• [Exercise requirements] Quote every line as given.

--*--

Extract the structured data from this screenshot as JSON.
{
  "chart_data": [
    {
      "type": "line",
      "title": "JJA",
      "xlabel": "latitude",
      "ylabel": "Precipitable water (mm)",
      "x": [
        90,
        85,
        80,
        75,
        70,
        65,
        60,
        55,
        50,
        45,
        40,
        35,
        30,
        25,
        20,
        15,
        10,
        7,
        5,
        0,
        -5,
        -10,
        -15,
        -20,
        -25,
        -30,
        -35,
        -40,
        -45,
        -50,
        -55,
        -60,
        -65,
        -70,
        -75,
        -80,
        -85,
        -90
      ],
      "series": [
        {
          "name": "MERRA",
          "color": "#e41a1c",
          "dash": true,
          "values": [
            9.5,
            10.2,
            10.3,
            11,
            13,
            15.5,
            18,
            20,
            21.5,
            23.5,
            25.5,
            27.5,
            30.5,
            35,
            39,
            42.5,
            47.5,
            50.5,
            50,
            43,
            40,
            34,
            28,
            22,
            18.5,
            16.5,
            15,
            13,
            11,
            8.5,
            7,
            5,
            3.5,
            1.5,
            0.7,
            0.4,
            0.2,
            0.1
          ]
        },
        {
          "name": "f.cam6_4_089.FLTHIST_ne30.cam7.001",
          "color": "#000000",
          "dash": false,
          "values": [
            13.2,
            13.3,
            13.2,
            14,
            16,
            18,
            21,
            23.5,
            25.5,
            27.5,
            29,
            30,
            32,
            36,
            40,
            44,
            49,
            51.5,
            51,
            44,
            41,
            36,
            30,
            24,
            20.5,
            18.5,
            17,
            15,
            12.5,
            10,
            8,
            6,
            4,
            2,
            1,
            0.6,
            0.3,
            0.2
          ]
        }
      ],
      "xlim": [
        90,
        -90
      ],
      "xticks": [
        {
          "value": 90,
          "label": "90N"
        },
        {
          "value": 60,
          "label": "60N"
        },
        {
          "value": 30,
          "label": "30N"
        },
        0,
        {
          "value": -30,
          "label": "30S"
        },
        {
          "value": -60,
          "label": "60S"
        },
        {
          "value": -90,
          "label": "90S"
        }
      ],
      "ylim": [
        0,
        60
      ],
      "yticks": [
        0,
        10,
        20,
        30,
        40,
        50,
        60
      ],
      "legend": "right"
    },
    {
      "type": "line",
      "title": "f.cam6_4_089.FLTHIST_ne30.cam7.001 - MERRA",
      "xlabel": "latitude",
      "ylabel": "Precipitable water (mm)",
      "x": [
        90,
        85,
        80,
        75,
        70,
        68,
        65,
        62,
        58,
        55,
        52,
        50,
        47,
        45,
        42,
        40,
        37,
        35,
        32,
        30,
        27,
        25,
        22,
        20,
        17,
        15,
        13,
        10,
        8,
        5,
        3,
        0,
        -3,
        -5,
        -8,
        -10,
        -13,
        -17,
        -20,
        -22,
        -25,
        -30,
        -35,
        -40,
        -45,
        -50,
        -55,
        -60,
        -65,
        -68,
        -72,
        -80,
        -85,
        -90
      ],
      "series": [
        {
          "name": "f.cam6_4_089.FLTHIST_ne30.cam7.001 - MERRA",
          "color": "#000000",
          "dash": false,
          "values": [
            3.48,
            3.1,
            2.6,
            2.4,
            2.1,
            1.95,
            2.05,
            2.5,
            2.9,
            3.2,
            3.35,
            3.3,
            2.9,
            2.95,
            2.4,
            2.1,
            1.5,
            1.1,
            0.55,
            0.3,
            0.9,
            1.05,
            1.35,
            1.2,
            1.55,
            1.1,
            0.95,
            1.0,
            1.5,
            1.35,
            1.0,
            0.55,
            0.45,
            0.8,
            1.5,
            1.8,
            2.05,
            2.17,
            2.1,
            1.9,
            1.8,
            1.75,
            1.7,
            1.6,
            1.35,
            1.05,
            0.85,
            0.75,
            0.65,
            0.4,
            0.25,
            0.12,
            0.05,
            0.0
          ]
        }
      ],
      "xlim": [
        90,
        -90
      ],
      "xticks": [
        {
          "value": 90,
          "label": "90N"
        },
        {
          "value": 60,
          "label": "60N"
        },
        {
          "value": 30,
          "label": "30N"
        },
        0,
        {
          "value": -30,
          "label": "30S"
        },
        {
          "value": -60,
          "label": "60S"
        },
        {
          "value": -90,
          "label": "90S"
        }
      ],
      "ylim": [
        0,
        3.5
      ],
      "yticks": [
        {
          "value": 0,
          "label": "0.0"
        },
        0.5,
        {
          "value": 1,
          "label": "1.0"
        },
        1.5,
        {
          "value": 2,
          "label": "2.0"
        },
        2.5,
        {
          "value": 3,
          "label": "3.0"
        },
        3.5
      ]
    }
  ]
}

--*--

• [Answer to this exercise]
Extract the structured data from this screenshot as JSON.
{
  "chart_data": [
    {
      "type": "line",
      "title": "JJA",
      "xlabel": "latitude",
      "ylabel": "Precipitable water (mm)",
      "x": [
        90,
        85,
        80,
        75,
        70,
        65,
        60,
        55,
        50,
        45,
        40,
        35,
        30,
        25,
        20,
        15,
        10,
        7,
        5,
        0,
        -5,
        -10,
        -15,
        -20,
        -25,
        -30,
        -35,
        -40,
        -45,
        -50,
        -55,
        -60,
        -65,
        -70,
        -75,
        -80,
        -85,
        -90
      ],
      "series": [
        {
          "name": "MERRA",
          "color": "#e41a1c",
          "dash": true,
          "values": [
            9.5,
            10.2,
            10.3,
            11,
            13,
            15.5,
            18,
            20,
            21.5,
            23.5,
            25.5,
            27.5,
            30.5,
            35,
            39,
            42.5,
            47.5,
            50.5,
            50,
            43,
            40,
            34,
            28,
            22,
            18.5,
            16.5,
            15,
            13,
            11,
            8.5,
            7,
            5,
            3.5,
            1.5,
            0.7,
            0.4,
            0.2,
            0.1
          ]
        },
        {
          "name": "f.cam6_4_089.FLTHIST_ne30.cam7.001",
          "color": "#000000",
          "dash": false,
          "values": [
            13.2,
            13.3,
            13.2,
            14,
            16,
            18,
            21,
            23.5,
            25.5,
            27.5,
            29,
            30,
            32,
            36,
            40,
            44,
            49,
            51.5,
            51,
            44,
            41,
            36,
            30,
            24,
            20.5,
            18.5,
            17,
            15,
            12.5,
            10,
            8,
            6,
            4,
            2,
            1,
            0.6,
            0.3,
            0.2
          ]
        }
      ],
      "xlim": [
        90,
        -90
      ],
      "xticks": [
        {
          "value": 90,
          "label": "90N"
        },
        {
          "value": 60,
          "label": "60N"
        },
        {
          "value": 30,
          "label": "30N"
        },
        0,
        {
          "value": -30,
          "label": "30S"
        },
        {
          "value": -60,
          "label": "60S"
        },
        {
          "value": -90,
          "label": "90S"
        }
      ],
      "ylim": [
        0,
        60
      ],
      "yticks": [
        0,
        10,
        20,
        30,
        40,
        50,
        60
      ],
      "legend": "right"
    },
    {
      "type": "line",
      "title": "f.cam6_4_089.FLTHIST_ne30.cam7.001 - MERRA",
      "xlabel": "latitude",
      "ylabel": "Precipitable water (mm)",
      "x": [
        90,
        85,
        80,
        75,
        70,
        68,
        65,
        62,
        58,
        55,
        52,
        50,
        47,
        45,
        42,
        40,
        37,
        35,
        32,
        30,
        27,
        25,
        22,
        20,
        17,
        15,
        13,
        10,
        8,
        5,
        3,
        0,
        -3,
        -5,
        -8,
        -10,
        -13,
        -17,
        -20,
        -22,
        -25,
        -30,
        -35,
        -40,
        -45,
        -50,
        -55,
        -60,
        -65,
        -68,
        -72,
        -80,
        -85,
        -90
      ],
      "series": [
        {
          "name": "f.cam6_4_089.FLTHIST_ne30.cam7.001 - MERRA",
          "color": "#000000",
          "dash": false,
          "values": [
            3.48,
            3.1,
            2.6,
            2.4,
            2.1,
            1.95,
            2.05,
            2.5,
            2.9,
            3.2,
            3.35,
            3.3,
            2.9,
            2.95,
            2.4,
            2.1,
            1.5,
            1.1,
            0.55,
            0.3,
            0.9,
            1.05,
            1.35,
            1.2,
            1.55,
            1.1,
            0.95,
            1.0,
            1.5,
            1.35,
            1.0,
            0.55,
            0.45,
            0.8,
            1.5,
            1.8,
            2.05,
            2.17,
            2.1,
            1.9,
            1.8,
            1.75,
            1.7,
            1.6,
            1.35,
            1.05,
            0.85,
            0.75,
            0.65,
            0.4,
            0.25,
            0.12,
            0.05,
            0.0
          ]
        }
      ],
      "xlim": [
        90,
        -90
      ],
      "xticks": [
        {
          "value": 90,
          "label": "90N"
        },
        {
          "value": 60,
          "label": "60N"
        },
        {
          "value": 30,
          "label": "30N"
        },
        0,
        {
          "value": -30,
          "label": "30S"
        },
        {
          "value": -60,
          "label": "60S"
        },
        {
          "value": -90,
          "label": "90S"
        }
      ],
      "ylim": [
        0,
        3.5
      ],
      "yticks": [
        {
          "value": 0,
          "label": "0.0"
        },
        0.5,
        {
          "value": 1,
          "label": "1.0"
        },
        1.5,
        {
          "value": 2,
          "label": "2.0"
        },
        2.5,
        {
          "value": 3,
          "label": "3.0"
        },
        3.5
      ]
    }
  ]
}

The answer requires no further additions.